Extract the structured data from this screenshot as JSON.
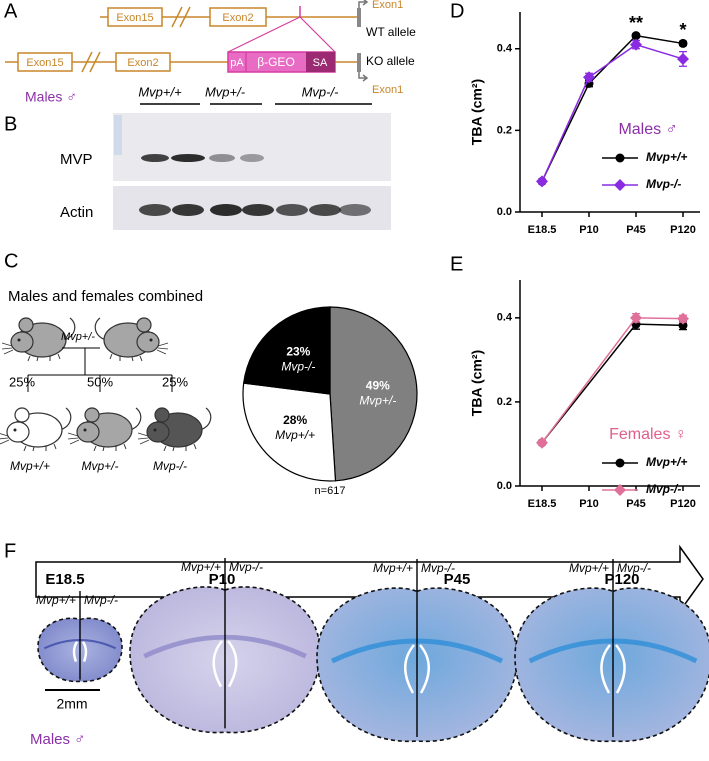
{
  "panel_labels": [
    "A",
    "B",
    "C",
    "D",
    "E",
    "F"
  ],
  "gene_diagram": {
    "wt": {
      "exons": [
        "Exon15",
        "Exon2",
        "Exon1"
      ],
      "label": "WT allele"
    },
    "ko": {
      "exons": [
        "Exon15",
        "Exon2",
        "Exon1"
      ],
      "cassette": [
        "pA",
        "β-GEO",
        "SA"
      ],
      "label": "KO allele"
    }
  },
  "western_blot": {
    "group": "Males ♂",
    "genotypes": [
      "Mvp+/+",
      "Mvp+/-",
      "Mvp-/-"
    ],
    "rows": [
      "MVP",
      "Actin"
    ]
  },
  "breeding": {
    "title": "Males and females combined",
    "parents": "Mvp+/-",
    "ratios": [
      "25%",
      "50%",
      "25%"
    ],
    "offspring": [
      "Mvp+/+",
      "Mvp+/-",
      "Mvp-/-"
    ]
  },
  "chart_data": [
    {
      "type": "pie",
      "categories": [
        "Mvp+/-",
        "Mvp+/+",
        "Mvp-/-"
      ],
      "values": [
        49,
        28,
        23
      ],
      "value_labels": [
        "49%",
        "28%",
        "23%"
      ],
      "colors": [
        "#808080",
        "#ffffff",
        "#000000"
      ],
      "note": "n=617"
    },
    {
      "type": "line",
      "categories": [
        "E18.5",
        "P10",
        "P45",
        "P120"
      ],
      "ylabel": "TBA (cm²)",
      "ylim": [
        0,
        0.49
      ],
      "yticks": [
        {
          "value": 0,
          "label": "0.0"
        },
        0.2,
        0.4
      ],
      "legend_title": "Males ♂",
      "legend_color": "#8b2fa8",
      "series": [
        {
          "name": "Mvp+/+",
          "color": "#000000",
          "marker": "circle",
          "values": [
            0.075,
            0.315,
            0.432,
            0.413
          ],
          "errors": [
            0.005,
            0.008,
            0.004,
            0.005
          ]
        },
        {
          "name": "Mvp-/-",
          "color": "#8a2be2",
          "marker": "diamond",
          "values": [
            0.075,
            0.33,
            0.41,
            0.375
          ],
          "errors": [
            0.005,
            0.01,
            0.01,
            0.018
          ]
        }
      ],
      "annotations": [
        {
          "text": "**",
          "x": "P45"
        },
        {
          "text": "*",
          "x": "P120"
        }
      ]
    },
    {
      "type": "line",
      "categories": [
        "E18.5",
        "P10",
        "P45",
        "P120"
      ],
      "ylabel": "TBA (cm²)",
      "ylim": [
        0,
        0.49
      ],
      "yticks": [
        {
          "value": 0,
          "label": "0.0"
        },
        0.2,
        0.4
      ],
      "connect_gaps": true,
      "legend_title": "Females ♀",
      "legend_color": "#e0608a",
      "series": [
        {
          "name": "Mvp+/+",
          "color": "#000000",
          "marker": "circle",
          "values": [
            0.103,
            null,
            0.385,
            0.382
          ],
          "errors": [
            0.004,
            null,
            0.012,
            0.01
          ]
        },
        {
          "name": "Mvp-/-",
          "color": "#e0709a",
          "marker": "diamond",
          "values": [
            0.103,
            null,
            0.4,
            0.398
          ],
          "errors": [
            0.004,
            null,
            0.01,
            0.008
          ]
        }
      ]
    }
  ],
  "timeline": {
    "stages": [
      "E18.5",
      "P10",
      "P45",
      "P120"
    ],
    "genotypes": [
      "Mvp+/+",
      "Mvp-/-"
    ],
    "scale": "2mm",
    "group": "Males ♂"
  }
}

.....

__EXERCISE AIM__: Each entry above is to be written out again unchanged, apart from the pictures, which are left out.

__WRITTEN RESPONSE__:
Extract the structured data from this screenshot as JSON.
{
  "panel_labels": [
    "A",
    "B",
    "C",
    "D",
    "E",
    "F"
  ],
  "gene_diagram": {
    "wt": {
      "exons": [
        "Exon15",
        "Exon2",
        "Exon1"
      ],
      "label": "WT allele"
    },
    "ko": {
      "exons": [
        "Exon15",
        "Exon2",
        "Exon1"
      ],
      "cassette": [
        "pA",
        "β-GEO",
        "SA"
      ],
      "label": "KO allele"
    }
  },
  "western_blot": {
    "group": "Males ♂",
    "genotypes": [
      "Mvp+/+",
      "Mvp+/-",
      "Mvp-/-"
    ],
    "rows": [
      "MVP",
      "Actin"
    ]
  },
  "breeding": {
    "title": "Males and females combined",
    "parents": "Mvp+/-",
    "ratios": [
      "25%",
      "50%",
      "25%"
    ],
    "offspring": [
      "Mvp+/+",
      "Mvp+/-",
      "Mvp-/-"
    ]
  },
  "chart_data": [
    {
      "type": "pie",
      "categories": [
        "Mvp+/-",
        "Mvp+/+",
        "Mvp-/-"
      ],
      "values": [
        49,
        28,
        23
      ],
      "value_labels": [
        "49%",
        "28%",
        "23%"
      ],
      "colors": [
        "#808080",
        "#ffffff",
        "#000000"
      ],
      "note": "n=617"
    },
    {
      "type": "line",
      "categories": [
        "E18.5",
        "P10",
        "P45",
        "P120"
      ],
      "ylabel": "TBA (cm²)",
      "ylim": [
        0,
        0.49
      ],
      "yticks": [
        {
          "value": 0,
          "label": "0.0"
        },
        0.2,
        0.4
      ],
      "legend_title": "Males ♂",
      "legend_color": "#8b2fa8",
      "series": [
        {
          "name": "Mvp+/+",
          "color": "#000000",
          "marker": "circle",
          "values": [
            0.075,
            0.315,
            0.432,
            0.413
          ],
          "errors": [
            0.005,
            0.008,
            0.004,
            0.005
          ]
        },
        {
          "name": "Mvp-/-",
          "color": "#8a2be2",
          "marker": "diamond",
          "values": [
            0.075,
            0.33,
            0.41,
            0.375
          ],
          "errors": [
            0.005,
            0.01,
            0.01,
            0.018
          ]
        }
      ],
      "annotations": [
        {
          "text": "**",
          "x": "P45"
        },
        {
          "text": "*",
          "x": "P120"
        }
      ]
    },
    {
      "type": "line",
      "categories": [
        "E18.5",
        "P10",
        "P45",
        "P120"
      ],
      "ylabel": "TBA (cm²)",
      "ylim": [
        0,
        0.49
      ],
      "yticks": [
        {
          "value": 0,
          "label": "0.0"
        },
        0.2,
        0.4
      ],
      "connect_gaps": true,
      "legend_title": "Females ♀",
      "legend_color": "#e0608a",
      "series": [
        {
          "name": "Mvp+/+",
          "color": "#000000",
          "marker": "circle",
          "values": [
            0.103,
            null,
            0.385,
            0.382
          ],
          "errors": [
            0.004,
            null,
            0.012,
            0.01
          ]
        },
        {
          "name": "Mvp-/-",
          "color": "#e0709a",
          "marker": "diamond",
          "values": [
            0.103,
            null,
            0.4,
            0.398
          ],
          "errors": [
            0.004,
            null,
            0.01,
            0.008
          ]
        }
      ]
    }
  ],
  "timeline": {
    "stages": [
      "E18.5",
      "P10",
      "P45",
      "P120"
    ],
    "genotypes": [
      "Mvp+/+",
      "Mvp-/-"
    ],
    "scale": "2mm",
    "group": "Males ♂"
  }
}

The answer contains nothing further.